§ EXERCISE AIM:
Convert the records below into a Markdown table with two columns, Row and Line. Number each line and leave out any blank lines.

§ MATERIAL FOR THE TASK:
---------------
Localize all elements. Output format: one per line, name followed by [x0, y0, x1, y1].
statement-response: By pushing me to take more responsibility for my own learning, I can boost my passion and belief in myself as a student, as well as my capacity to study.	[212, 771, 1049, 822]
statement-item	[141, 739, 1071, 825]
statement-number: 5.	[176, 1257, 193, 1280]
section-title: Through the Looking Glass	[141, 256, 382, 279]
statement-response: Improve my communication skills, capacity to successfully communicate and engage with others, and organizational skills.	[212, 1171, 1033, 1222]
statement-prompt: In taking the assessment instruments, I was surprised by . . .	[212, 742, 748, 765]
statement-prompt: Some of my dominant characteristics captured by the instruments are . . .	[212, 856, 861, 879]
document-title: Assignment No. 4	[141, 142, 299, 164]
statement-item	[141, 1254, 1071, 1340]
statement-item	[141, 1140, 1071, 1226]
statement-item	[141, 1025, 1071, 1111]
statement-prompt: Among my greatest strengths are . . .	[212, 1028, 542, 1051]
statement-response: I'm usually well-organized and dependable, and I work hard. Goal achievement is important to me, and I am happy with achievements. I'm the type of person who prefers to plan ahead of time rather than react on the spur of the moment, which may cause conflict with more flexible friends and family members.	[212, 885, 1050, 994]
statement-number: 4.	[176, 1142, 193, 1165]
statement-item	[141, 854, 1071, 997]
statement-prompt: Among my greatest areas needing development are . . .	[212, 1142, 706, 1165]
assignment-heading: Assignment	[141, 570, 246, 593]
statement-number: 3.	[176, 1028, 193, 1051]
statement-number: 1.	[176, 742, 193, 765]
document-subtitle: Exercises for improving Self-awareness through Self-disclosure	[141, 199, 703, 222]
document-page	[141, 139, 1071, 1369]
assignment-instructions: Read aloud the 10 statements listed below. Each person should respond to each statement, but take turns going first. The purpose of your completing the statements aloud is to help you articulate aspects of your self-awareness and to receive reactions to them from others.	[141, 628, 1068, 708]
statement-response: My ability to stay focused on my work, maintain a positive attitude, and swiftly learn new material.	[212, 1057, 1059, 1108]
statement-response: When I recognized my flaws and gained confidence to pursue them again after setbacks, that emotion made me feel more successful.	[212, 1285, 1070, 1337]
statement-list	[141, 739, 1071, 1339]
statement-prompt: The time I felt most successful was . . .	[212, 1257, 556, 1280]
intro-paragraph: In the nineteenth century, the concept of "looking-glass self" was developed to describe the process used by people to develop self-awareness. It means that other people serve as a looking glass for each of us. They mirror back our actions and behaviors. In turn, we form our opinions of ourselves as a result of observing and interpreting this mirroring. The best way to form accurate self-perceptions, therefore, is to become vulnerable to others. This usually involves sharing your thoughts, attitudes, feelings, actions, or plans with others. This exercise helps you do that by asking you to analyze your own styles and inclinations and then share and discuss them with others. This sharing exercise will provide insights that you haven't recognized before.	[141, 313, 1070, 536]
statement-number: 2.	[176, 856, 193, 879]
---------------
§ FULL ANSWER:
| Row | Line |
|---|---|
| 1 | Localize all elements. Output format: one per line, name followed by [x0, y0, x1, y1]. |
| 2 | statement-response: By pushing me to take more responsibility for my own learning, I can boost my passion and belief in myself as a student, as well as my capacity to study.	[212, 771, 1049, 822] |
| 3 | statement-item	[141, 739, 1071, 825] |
| 4 | statement-number: 5.	[176, 1257, 193, 1280] |
| 5 | section-title: Through the Looking Glass	[141, 256, 382, 279] |
| 6 | statement-response: Improve my communication skills, capacity to successfully communicate and engage with others, and organizational skills.	[212, 1171, 1033, 1222] |
| 7 | statement-prompt: In taking the assessment instruments, I was surprised by . . .	[212, 742, 748, 765] |
| 8 | statement-prompt: Some of my dominant characteristics captured by the instruments are . . .	[212, 856, 861, 879] |
| 9 | document-title: Assignment No. 4	[141, 142, 299, 164] |
| 10 | statement-item	[141, 1254, 1071, 1340] |
| 11 | statement-item	[141, 1140, 1071, 1226] |
| 12 | statement-item	[141, 1025, 1071, 1111] |
| 13 | statement-prompt: Among my greatest strengths are . . .	[212, 1028, 542, 1051] |
| 14 | statement-response: I'm usually well-organized and dependable, and I work hard. Goal achievement is important to me, and I am happy with achievements. I'm the type of person who prefers to plan ahead of time rather than react on the spur of the moment, which may cause conflict with more flexible friends and family members.	[212, 885, 1050, 994] |
| 15 | statement-number: 4.	[176, 1142, 193, 1165] |
| 16 | statement-item	[141, 854, 1071, 997] |
| 17 | statement-prompt: Among my greatest areas needing development are . . .	[212, 1142, 706, 1165] |
| 18 | assignment-heading: Assignment	[141, 570, 246, 593] |
| 19 | statement-number: 3.	[176, 1028, 193, 1051] |
| 20 | statement-number: 1.	[176, 742, 193, 765] |
| 21 | document-subtitle: Exercises for improving Self-awareness through Self-disclosure	[141, 199, 703, 222] |
| 22 | document-page	[141, 139, 1071, 1369] |
| 23 | assignment-instructions: Read aloud the 10 statements listed below. Each person should respond to each statement, but take turns going first. The purpose of your completing the statements aloud is to help you articulate aspects of your self-awareness and to receive reactions to them from others.	[141, 628, 1068, 708] |
| 24 | statement-response: My ability to stay focused on my work, maintain a positive attitude, and swiftly learn new material.	[212, 1057, 1059, 1108] |
| 25 | statement-response: When I recognized my flaws and gained confidence to pursue them again after setbacks, that emotion made me feel more successful.	[212, 1285, 1070, 1337] |
| 26 | statement-list	[141, 739, 1071, 1339] |
| 27 | statement-prompt: The time I felt most successful was . . .	[212, 1257, 556, 1280] |
| 28 | intro-paragraph: In the nineteenth century, the concept of "looking-glass self" was developed to describe the process used by people to develop self-awareness. It means that other people serve as a looking glass for each of us. They mirror back our actions and behaviors. In turn, we form our opinions of ourselves as a result of observing and interpreting this mirroring. The best way to form accurate self-perceptions, therefore, is to become vulnerable to others. This usually involves sharing your thoughts, attitudes, feelings, actions, or plans with others. This exercise helps you do that by asking you to analyze your own styles and inclinations and then share and discuss them with others. This sharing exercise will provide insights that you haven't recognized before.	[141, 313, 1070, 536] |
| 29 | statement-number: 2.	[176, 856, 193, 879] |